ENTRIES PROVIDED:
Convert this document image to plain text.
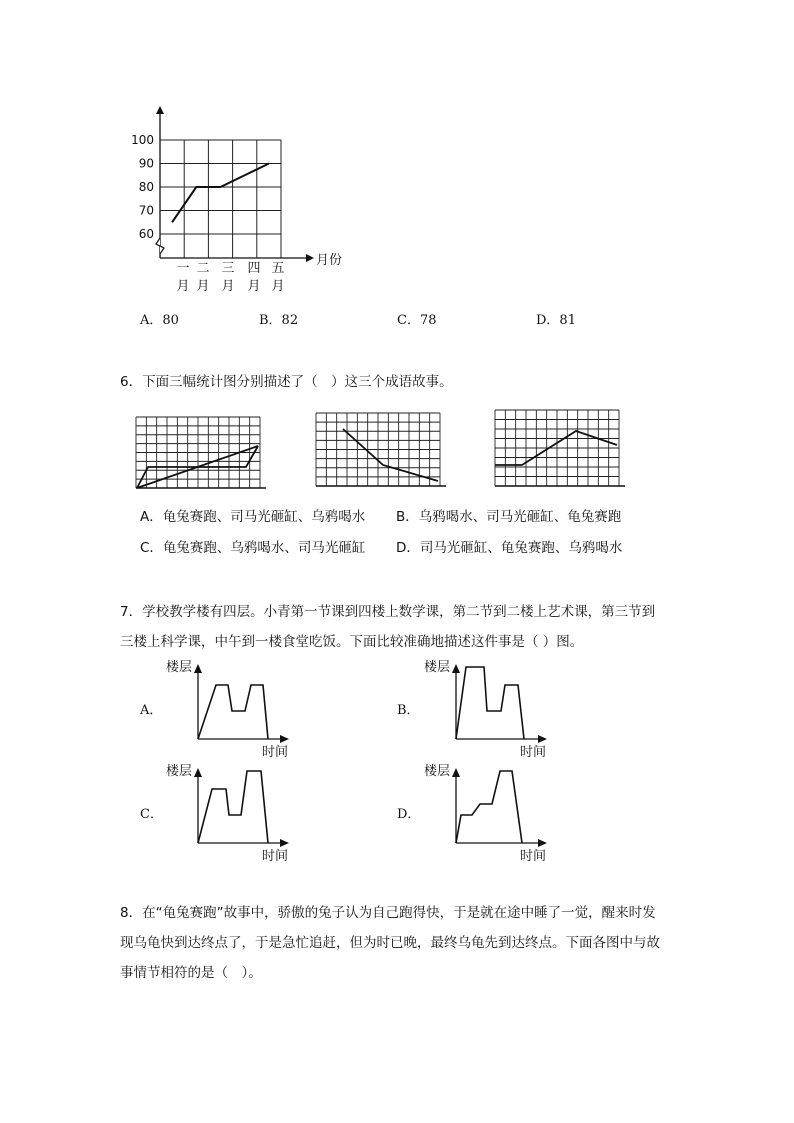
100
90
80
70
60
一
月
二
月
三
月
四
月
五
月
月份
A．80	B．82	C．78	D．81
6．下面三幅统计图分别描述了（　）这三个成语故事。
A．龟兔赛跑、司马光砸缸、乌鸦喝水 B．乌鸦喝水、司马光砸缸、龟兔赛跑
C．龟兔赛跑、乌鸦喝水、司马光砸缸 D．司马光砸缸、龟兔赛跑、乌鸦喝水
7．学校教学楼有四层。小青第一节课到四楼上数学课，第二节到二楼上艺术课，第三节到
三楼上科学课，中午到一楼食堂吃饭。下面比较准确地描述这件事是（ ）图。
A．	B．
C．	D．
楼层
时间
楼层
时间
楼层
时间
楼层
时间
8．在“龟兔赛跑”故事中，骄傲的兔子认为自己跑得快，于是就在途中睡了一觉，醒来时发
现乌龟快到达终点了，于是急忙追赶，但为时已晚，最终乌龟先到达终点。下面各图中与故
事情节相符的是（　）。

TASK DETAILS: Exclude the pictures, and transcribe all of the material exactly.

EXERCISE RESULT:
Convert this document image to plain text.
100
90
80
70
60
一
月
二
月
三
月
四
月
五
月
月份
A．80	B．82	C．78	D．81
6．下面三幅统计图分别描述了（　）这三个成语故事。
A．龟兔赛跑、司马光砸缸、乌鸦喝水 B．乌鸦喝水、司马光砸缸、龟兔赛跑
C．龟兔赛跑、乌鸦喝水、司马光砸缸 D．司马光砸缸、龟兔赛跑、乌鸦喝水
7．学校教学楼有四层。小青第一节课到四楼上数学课，第二节到二楼上艺术课，第三节到
三楼上科学课，中午到一楼食堂吃饭。下面比较准确地描述这件事是（ ）图。
A．	B．
C．	D．
楼层
时间
楼层
时间
楼层
时间
楼层
时间
8．在“龟兔赛跑”故事中，骄傲的兔子认为自己跑得快，于是就在途中睡了一觉，醒来时发
现乌龟快到达终点了，于是急忙追赶，但为时已晚，最终乌龟先到达终点。下面各图中与故
事情节相符的是（　）。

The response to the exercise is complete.